• Directions for this task: Locate the string "vuelo" in the records below. Copy every line where it occurs.
** START **
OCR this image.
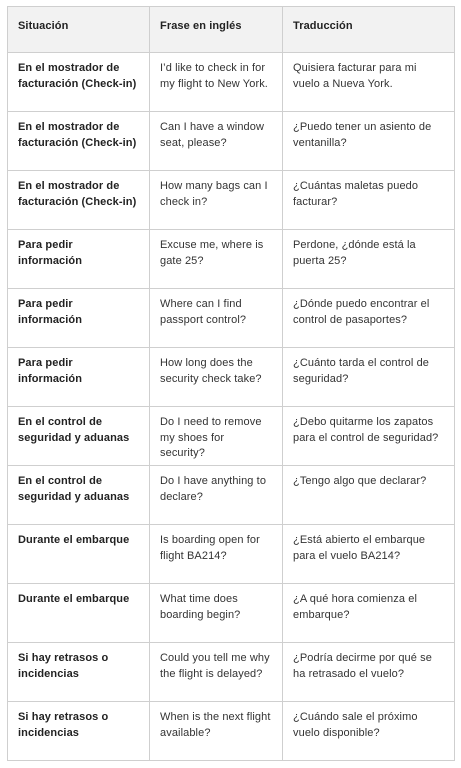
Situación	Frase en inglés	Traducción
En el mostrador de facturación (Check-in)	I’d like to check in for my flight to New York.	Quisiera facturar para mi vuelo a Nueva York.
En el mostrador de facturación (Check-in)	Can I have a window seat, please?	¿Puedo tener un asiento de ventanilla?
En el mostrador de facturación (Check-in)	How many bags can I check in?	¿Cuántas maletas puedo facturar?
Para pedir información	Excuse me, where is gate 25?	Perdone, ¿dónde está la puerta 25?
Para pedir información	Where can I find passport control?	¿Dónde puedo encontrar el control de pasaportes?
Para pedir información	How long does the security check take?	¿Cuánto tarda el control de seguridad?
En el control de seguridad y aduanas	Do I need to remove my shoes for security?	¿Debo quitarme los zapatos para el control de seguridad?
En el control de seguridad y aduanas	Do I have anything to declare?	¿Tengo algo que declarar?
Durante el embarque	Is boarding open for flight BA214?	¿Está abierto el embarque para el vuelo BA214?
Durante el embarque	What time does boarding begin?	¿A qué hora comienza el embarque?
Si hay retrasos o incidencias	Could you tell me why the flight is delayed?	¿Podría decirme por qué se ha retrasado el vuelo?
Si hay retrasos o incidencias	When is the next flight available?	¿Cuándo sale el próximo vuelo disponible?
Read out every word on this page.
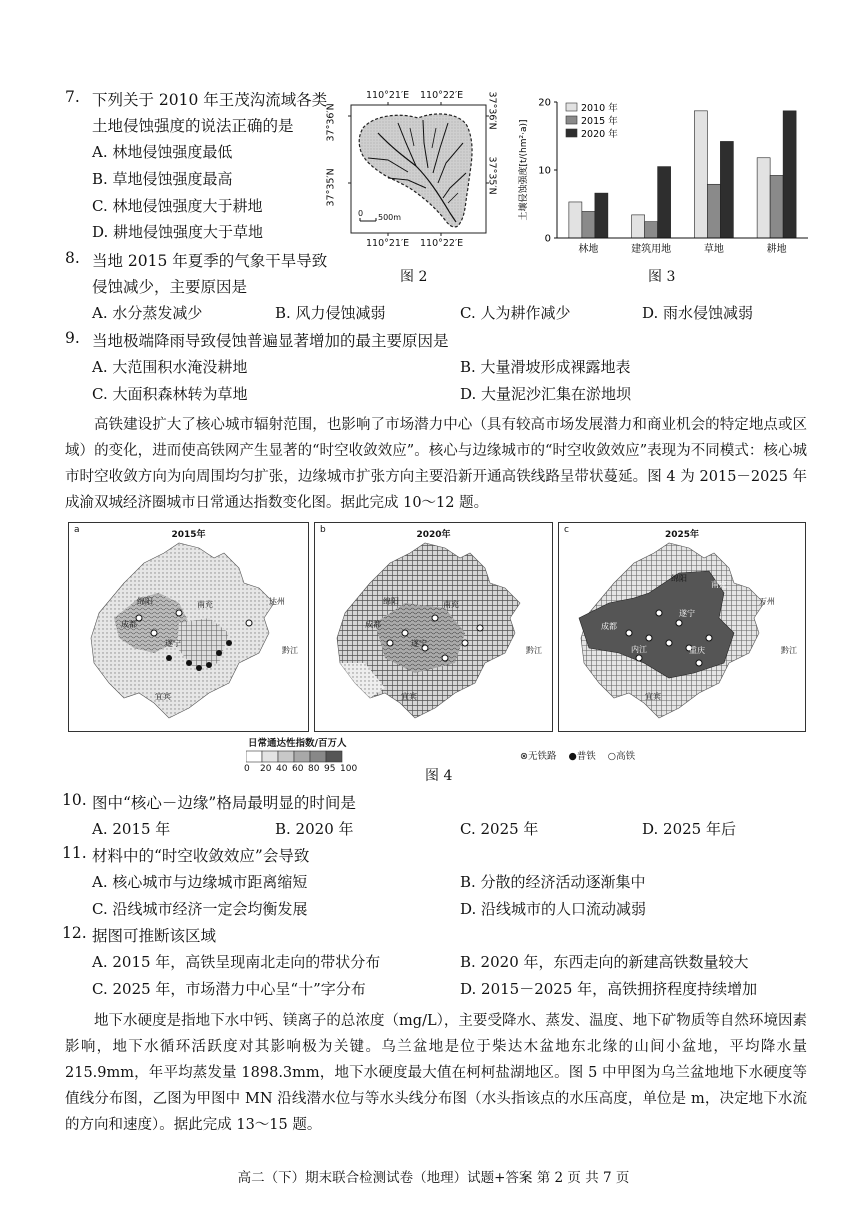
7. 下列关于 2010 年王茂沟流域各类
土地侵蚀强度的说法正确的是
A. 林地侵蚀强度最低
B. 草地侵蚀强度最高
C. 林地侵蚀强度大于耕地
D. 耕地侵蚀强度大于草地
8. 当地 2015 年夏季的气象干旱导致
侵蚀减少，主要原因是
A. 水分蒸发减少	B. 风力侵蚀减弱	C. 人为耕作减少	D. 雨水侵蚀减弱
9. 当地极端降雨导致侵蚀普遍显著增加的最主要原因是
A. 大范围积水淹没耕地	B. 大量滑坡形成裸露地表
C. 大面积森林转为草地	D. 大量泥沙汇集在淤地坝
110°21′E 110°22′E
110°21′E 110°22′E
37°36′N
37°35′N
37°36′N
37°35′N
0 500m
图 2
0
10
20
林地	建筑用地	草地	耕地
2010 年
2015 年
2020 年
土壤侵蚀强度[t/(hm²·a)]
图 3
高铁建设扩大了核心城市辐射范围，也影响了市场潜力中心（具有较高市场发展潜力和商业机会的特定地点或区域）的变化，进而使高铁网产生显著的“时空收敛效应”。核心与边缘城市的“时空收敛效应”表现为不同模式：核心城市时空收敛方向为向周围均匀扩张，边缘城市扩张方向主要沿新开通高铁线路呈带状蔓延。图 4 为 2015－2025 年成渝双城经济圈城市日常通达指数变化图。据此完成 10～12 题。
a	2015年
绵阳	南充
成都
遂宁
黔江
宜宾
达州
b	2020年
绵阳	南充
成都
遂宁
黔江
宜宾
c	2025年
绵阳
南充
成都
遂宁
内江	重庆	黔江
宜宾
万州
日常通达性指数/百万人
0 20 40 60 80 95 100
⊗无铁路 ●普铁 ○高铁
图 4
10. 图中“核心－边缘”格局最明显的时间是
A. 2015 年	B. 2020 年	C. 2025 年	D. 2025 年后
11. 材料中的“时空收敛效应”会导致
A. 核心城市与边缘城市距离缩短	B. 分散的经济活动逐渐集中
C. 沿线城市经济一定会均衡发展	D. 沿线城市的人口流动减弱
12. 据图可推断该区域
A. 2015 年，高铁呈现南北走向的带状分布	B. 2020 年，东西走向的新建高铁数量较大
C. 2025 年，市场潜力中心呈“十”字分布	D. 2015－2025 年，高铁拥挤程度持续增加
地下水硬度是指地下水中钙、镁离子的总浓度（mg/L），主要受降水、蒸发、温度、地下矿物质等自然环境因素影响，地下水循环活跃度对其影响极为关键。乌兰盆地是位于柴达木盆地东北缘的山间小盆地，平均降水量 215.9mm，年平均蒸发量 1898.3mm，地下水硬度最大值在柯柯盐湖地区。图 5 中甲图为乌兰盆地地下水硬度等值线分布图，乙图为甲图中 MN 沿线潜水位与等水头线分布图（水头指该点的水压高度，单位是 m，决定地下水流的方向和速度）。据此完成 13～15 题。
高二（下）期末联合检测试卷（地理）试题+答案 第 2 页 共 7 页
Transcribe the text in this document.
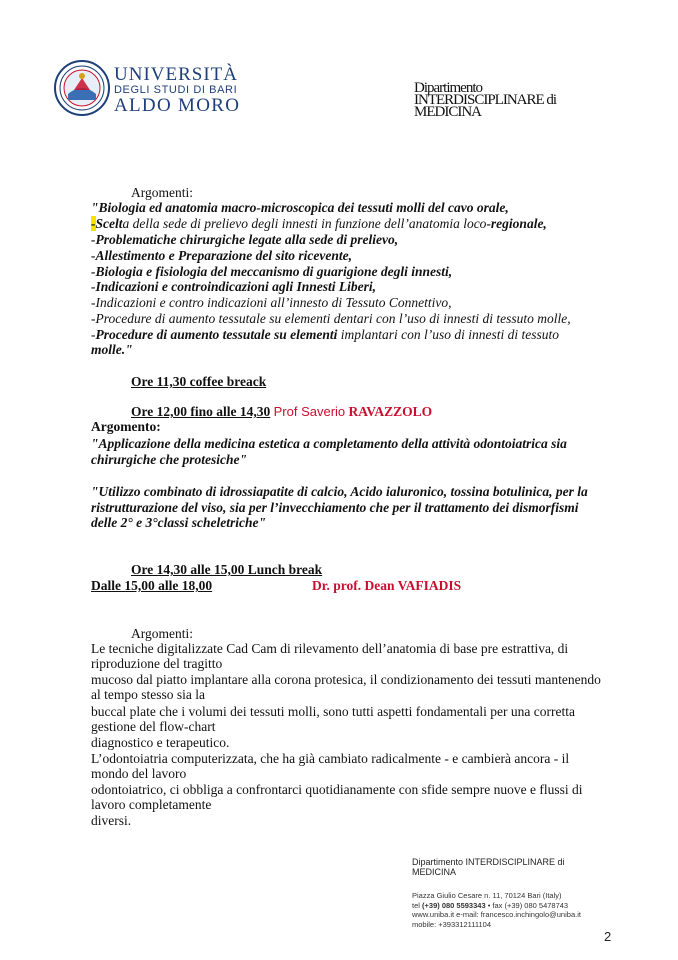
UNIVERSITÀ
DEGLI STUDI DI BARI
ALDO MORO
Dipartimento
INTERDISCIPLINARE di
MEDICINA
Argomenti:
"Biologia ed anatomia macro-microscopica dei tessuti molli del cavo orale,
-Scelta della sede di prelievo degli innesti in funzione dell’anatomia loco-regionale,
-Problematiche chirurgiche legate alla sede di prelievo,
-Allestimento e Preparazione del sito ricevente,
-Biologia e fisiologia del meccanismo di guarigione degli innesti,
-Indicazioni e controindicazioni agli Innesti Liberi,
-Indicazioni e contro indicazioni all’innesto di Tessuto Connettivo,
-Procedure di aumento tessutale su elementi dentari con l’uso di innesti di tessuto molle,
-Procedure di aumento tessutale su elementi implantari con l’uso di innesti di tessuto
molle."
Ore 11,30 coffee breack
Ore 12,00 fino alle 14,30 Prof Saverio RAVAZZOLO
Argomento:
"Applicazione della medicina estetica a completamento della attività odontoiatrica sia
chirurgiche che protesiche"
"Utilizzo combinato di idrossiapatite di calcio, Acido ialuronico, tossina botulinica, per la
ristrutturazione del viso, sia per l’invecchiamento che per il trattamento dei dismorfismi
delle 2° e 3°classi scheletriche"
Ore 14,30 alle 15,00 Lunch break
Dalle 15,00 alle 18,00	Dr. prof. Dean VAFIADIS
Argomenti:
Le tecniche digitalizzate Cad Cam di rilevamento dell’anatomia di base pre estrattiva, di
riproduzione del tragitto
mucoso dal piatto implantare alla corona protesica, il condizionamento dei tessuti mantenendo
al tempo stesso sia la
buccal plate che i volumi dei tessuti molli, sono tutti aspetti fondamentali per una corretta
gestione del flow-chart
diagnostico e terapeutico.
L’odontoiatria computerizzata, che ha già cambiato radicalmente - e cambierà ancora - il
mondo del lavoro
odontoiatrico, ci obbliga a confrontarci quotidianamente con sfide sempre nuove e flussi di
lavoro completamente
diversi.
Dipartimento INTERDISCIPLINARE di
MEDICINA
Piazza Giulio Cesare n. 11, 70124 Bari (Italy)
tel (+39) 080 5593343 • fax (+39) 080 5478743
www.uniba.it e-mail: francesco.inchingolo@uniba.it
mobile: +393312111104
2
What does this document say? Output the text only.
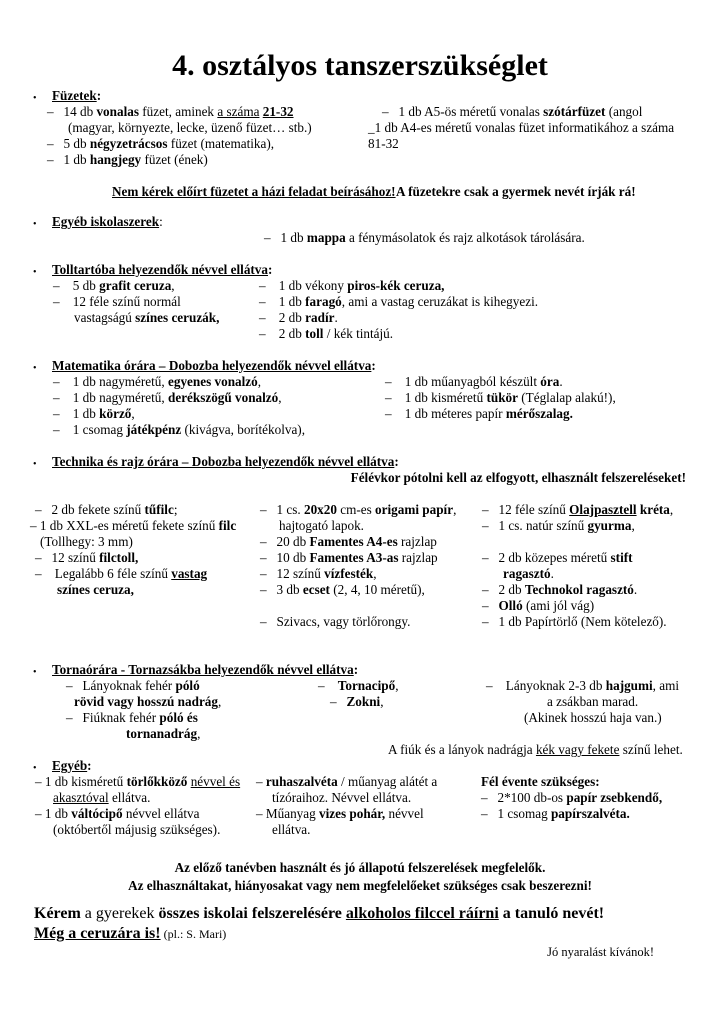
4. osztályos tanszerszükséglet
• Füzetek:
– 14 db vonalas füzet, aminek a száma 21-32
(magyar, környezte, lecke, üzenő füzet… stb.)
– 5 db négyzetrácsos füzet (matematika),
– 1 db hangjegy füzet (ének)
– 1 db A5-ös méretű vonalas szótárfüzet (angol
_1 db A4-es méretű vonalas füzet informatikához a száma
81-32
Nem kérek előírt füzetet a házi feladat beírásához! A füzetekre csak a gyermek nevét írják rá!
• Egyéb iskolaszerek:
– 1 db mappa a fénymásolatok és rajz alkotások tárolására.
• Tolltartóba helyezendők névvel ellátva:
– 5 db grafit ceruza,
– 12 féle színű normál
vastagságú színes ceruzák,
– 1 db vékony piros-kék ceruza,
– 1 db faragó, ami a vastag ceruzákat is kihegyezi.
– 2 db radír.
– 2 db toll / kék tintájú.
• Matematika órára – Dobozba helyezendők névvel ellátva:
– 1 db nagyméretű, egyenes vonalzó,
– 1 db nagyméretű, derékszögű vonalzó,
– 1 db körző,
– 1 csomag játékpénz (kivágva, borítékolva),
– 1 db műanyagból készült óra.
– 1 db kisméretű tükör (Téglalap alakú!),
– 1 db méteres papír mérőszalag.
• Technika és rajz órára – Dobozba helyezendők névvel ellátva:
Félévkor pótolni kell az elfogyott, elhasznált felszereléseket!
– 2 db fekete színű tűfilc;
– 1 db XXL-es méretű fekete színű filc
(Tollhegy: 3 mm)
– 12 színű filctoll,
– Legalább 6 féle színű vastag
színes ceruza,
– 1 cs. 20x20 cm-es origami papír,
hajtogató lapok.
– 20 db Famentes A4-es rajzlap
– 10 db Famentes A3-as rajzlap
– 12 színű vízfesték,
– 3 db ecset (2, 4, 10 méretű),
– Szivacs, vagy törlőrongy.
– 12 féle színű Olajpasztell kréta,
– 1 cs. natúr színű gyurma,
– 2 db közepes méretű stift
ragasztó.
– 2 db Technokol ragasztó.
– Olló (ami jól vág)
– 1 db Papírtörlő (Nem kötelező).
• Tornaórára - Tornazsákba helyezendők névvel ellátva:
– Lányoknak fehér póló
rövid vagy hosszú nadrág,
– Fiúknak fehér póló és
tornanadrág,
– Tornacipő,
– Zokni,
– Lányoknak 2-3 db hajgumi, ami
a zsákban marad.
(Akinek hosszú haja van.)
A fiúk és a lányok nadrágja kék vagy fekete színű lehet.
• Egyéb:
– 1 db kisméretű törlőkköző névvel és
akasztóval ellátva.
– 1 db váltócipő névvel ellátva
(októbertől májusig szükséges).
– ruhaszalvéta / műanyag alátét a
tízóraihoz. Névvel ellátva.
– Műanyag vizes pohár, névvel
ellátva.
Fél évente szükséges:
– 2*100 db-os papír zsebkendő,
– 1 csomag papírszalvéta.
Az előző tanévben használt és jó állapotú felszerelések megfelelők.
Az elhasználtakat, hiányosakat vagy nem megfelelőeket szükséges csak beszerezni!
Kérem a gyerekek összes iskolai felszerelésére alkoholos filccel ráírni a tanuló nevét!
Még a ceruzára is! (pl.: S. Mari)
Jó nyaralást kívánok!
** END **
• Answer below:
En el mostrador de facturación (Check-in)	I’d like to check in for my flight to New York.	Quisiera facturar para mi vuelo a Nueva York.
Durante el embarque	Is boarding open for flight BA214?	¿Está abierto el embarque para el vuelo BA214?
Si hay retrasos o incidencias	Could you tell me why the flight is delayed?	¿Podría decirme por qué se ha retrasado el vuelo?
Si hay retrasos o incidencias	When is the next flight available?	¿Cuándo sale el próximo vuelo disponible?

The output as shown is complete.